--- Written exercise ---
All of the material below is to be retyped exactly.
— begin —
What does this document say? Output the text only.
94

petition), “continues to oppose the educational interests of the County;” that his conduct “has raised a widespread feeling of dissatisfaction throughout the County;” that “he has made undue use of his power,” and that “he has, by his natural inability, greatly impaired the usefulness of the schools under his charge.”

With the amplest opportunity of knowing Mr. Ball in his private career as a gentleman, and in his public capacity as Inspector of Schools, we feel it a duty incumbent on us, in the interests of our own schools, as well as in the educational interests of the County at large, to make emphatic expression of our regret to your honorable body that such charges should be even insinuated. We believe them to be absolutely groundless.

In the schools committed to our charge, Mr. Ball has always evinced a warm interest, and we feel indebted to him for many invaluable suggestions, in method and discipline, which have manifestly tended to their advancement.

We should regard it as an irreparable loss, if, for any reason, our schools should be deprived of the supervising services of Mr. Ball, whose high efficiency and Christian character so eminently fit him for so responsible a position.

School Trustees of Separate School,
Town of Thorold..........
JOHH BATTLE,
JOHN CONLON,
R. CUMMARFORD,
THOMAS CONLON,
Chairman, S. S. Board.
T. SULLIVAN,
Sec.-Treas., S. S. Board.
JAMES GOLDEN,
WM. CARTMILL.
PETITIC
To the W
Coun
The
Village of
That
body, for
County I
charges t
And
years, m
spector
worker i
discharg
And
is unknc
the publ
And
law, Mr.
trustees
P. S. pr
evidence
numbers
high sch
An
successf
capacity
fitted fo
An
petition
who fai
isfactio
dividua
— end —
--- Output below ---
What does this document say? Output the text only.
94

petition), “continues to oppose the educational interests of the County;” that his conduct “has raised a widespread feeling of dissatisfaction throughout the County;” that “he has made undue use of his power,” and that “he has, by his natural inability, greatly impaired the usefulness of the schools under his charge.”

With the amplest opportunity of knowing Mr. Ball in his private career as a gentleman, and in his public capacity as Inspector of Schools, we feel it a duty incumbent on us, in the interests of our own schools, as well as in the educational interests of the County at large, to make emphatic expression of our regret to your honorable body that such charges should be even insinuated. We believe them to be absolutely groundless.

In the schools committed to our charge, Mr. Ball has always evinced a warm interest, and we feel indebted to him for many invaluable suggestions, in method and discipline, which have manifestly tended to their advancement.

We should regard it as an irreparable loss, if, for any reason, our schools should be deprived of the supervising services of Mr. Ball, whose high efficiency and Christian character so eminently fit him for so responsible a position.

School Trustees of Separate School,
Town of Thorold..........
JOHH BATTLE,
JOHN CONLON,
R. CUMMARFORD,
THOMAS CONLON,
Chairman, S. S. Board.
T. SULLIVAN,
Sec.-Treas., S. S. Board.
JAMES GOLDEN,
WM. CARTMILL.
PETITIC
To the W
Coun
The
Village of
That
body, for
County I
charges t
And
years, m
spector
worker i
discharg
And
is unknc
the publ
And
law, Mr.
trustees
P. S. pr
evidence
numbers
high sch
An
successf
capacity
fitted fo
An
petition
who fai
isfactio
dividua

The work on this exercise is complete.